Written exercise — Provide the number of lines containing the word "JSON", and nothing else.

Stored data
## begin
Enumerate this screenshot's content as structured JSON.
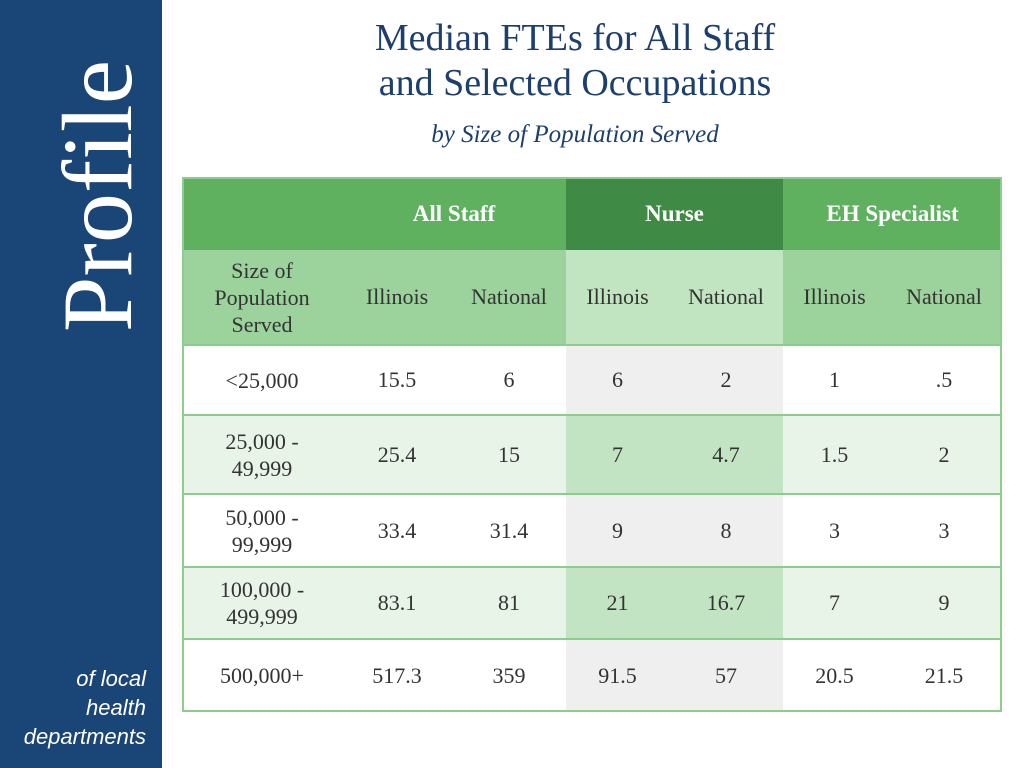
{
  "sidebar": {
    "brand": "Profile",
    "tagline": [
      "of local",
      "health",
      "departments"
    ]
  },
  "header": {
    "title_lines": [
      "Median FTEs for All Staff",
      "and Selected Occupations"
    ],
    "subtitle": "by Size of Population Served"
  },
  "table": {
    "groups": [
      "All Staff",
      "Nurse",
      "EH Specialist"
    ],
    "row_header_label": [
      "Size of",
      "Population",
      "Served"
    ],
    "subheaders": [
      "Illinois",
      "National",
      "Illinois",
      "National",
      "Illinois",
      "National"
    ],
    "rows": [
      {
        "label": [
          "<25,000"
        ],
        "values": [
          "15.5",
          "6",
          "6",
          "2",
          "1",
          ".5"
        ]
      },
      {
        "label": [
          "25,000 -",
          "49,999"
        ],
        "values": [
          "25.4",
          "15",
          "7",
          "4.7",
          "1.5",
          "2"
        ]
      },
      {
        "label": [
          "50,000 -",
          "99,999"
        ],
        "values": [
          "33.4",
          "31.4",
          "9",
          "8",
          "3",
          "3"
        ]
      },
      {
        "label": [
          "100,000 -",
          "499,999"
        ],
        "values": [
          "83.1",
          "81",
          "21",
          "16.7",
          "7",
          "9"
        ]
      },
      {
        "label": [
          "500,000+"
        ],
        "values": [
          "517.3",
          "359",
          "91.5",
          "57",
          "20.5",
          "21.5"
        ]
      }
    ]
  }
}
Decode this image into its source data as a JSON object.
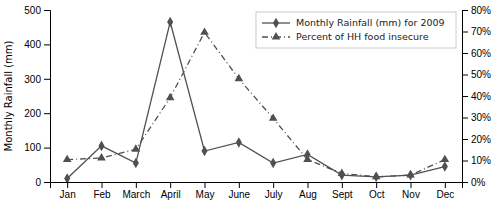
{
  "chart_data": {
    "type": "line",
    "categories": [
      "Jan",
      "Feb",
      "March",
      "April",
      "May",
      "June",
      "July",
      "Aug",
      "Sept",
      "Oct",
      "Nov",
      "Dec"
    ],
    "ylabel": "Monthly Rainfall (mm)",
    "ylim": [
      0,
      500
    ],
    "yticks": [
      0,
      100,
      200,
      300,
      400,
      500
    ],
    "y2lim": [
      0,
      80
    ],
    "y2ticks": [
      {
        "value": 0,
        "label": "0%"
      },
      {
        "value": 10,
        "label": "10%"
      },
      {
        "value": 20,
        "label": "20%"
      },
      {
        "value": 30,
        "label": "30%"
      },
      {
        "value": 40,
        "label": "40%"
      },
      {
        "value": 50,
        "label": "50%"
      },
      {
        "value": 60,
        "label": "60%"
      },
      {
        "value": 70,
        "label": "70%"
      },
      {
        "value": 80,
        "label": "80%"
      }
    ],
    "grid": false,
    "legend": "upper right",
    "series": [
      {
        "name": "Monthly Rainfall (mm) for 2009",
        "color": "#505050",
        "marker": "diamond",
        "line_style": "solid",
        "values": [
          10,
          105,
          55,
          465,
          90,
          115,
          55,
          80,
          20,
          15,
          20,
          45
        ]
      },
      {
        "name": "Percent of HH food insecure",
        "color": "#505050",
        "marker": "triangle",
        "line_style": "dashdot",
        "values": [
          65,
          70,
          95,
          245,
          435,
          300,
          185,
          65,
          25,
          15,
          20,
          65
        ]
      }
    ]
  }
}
## end
Written solution — 2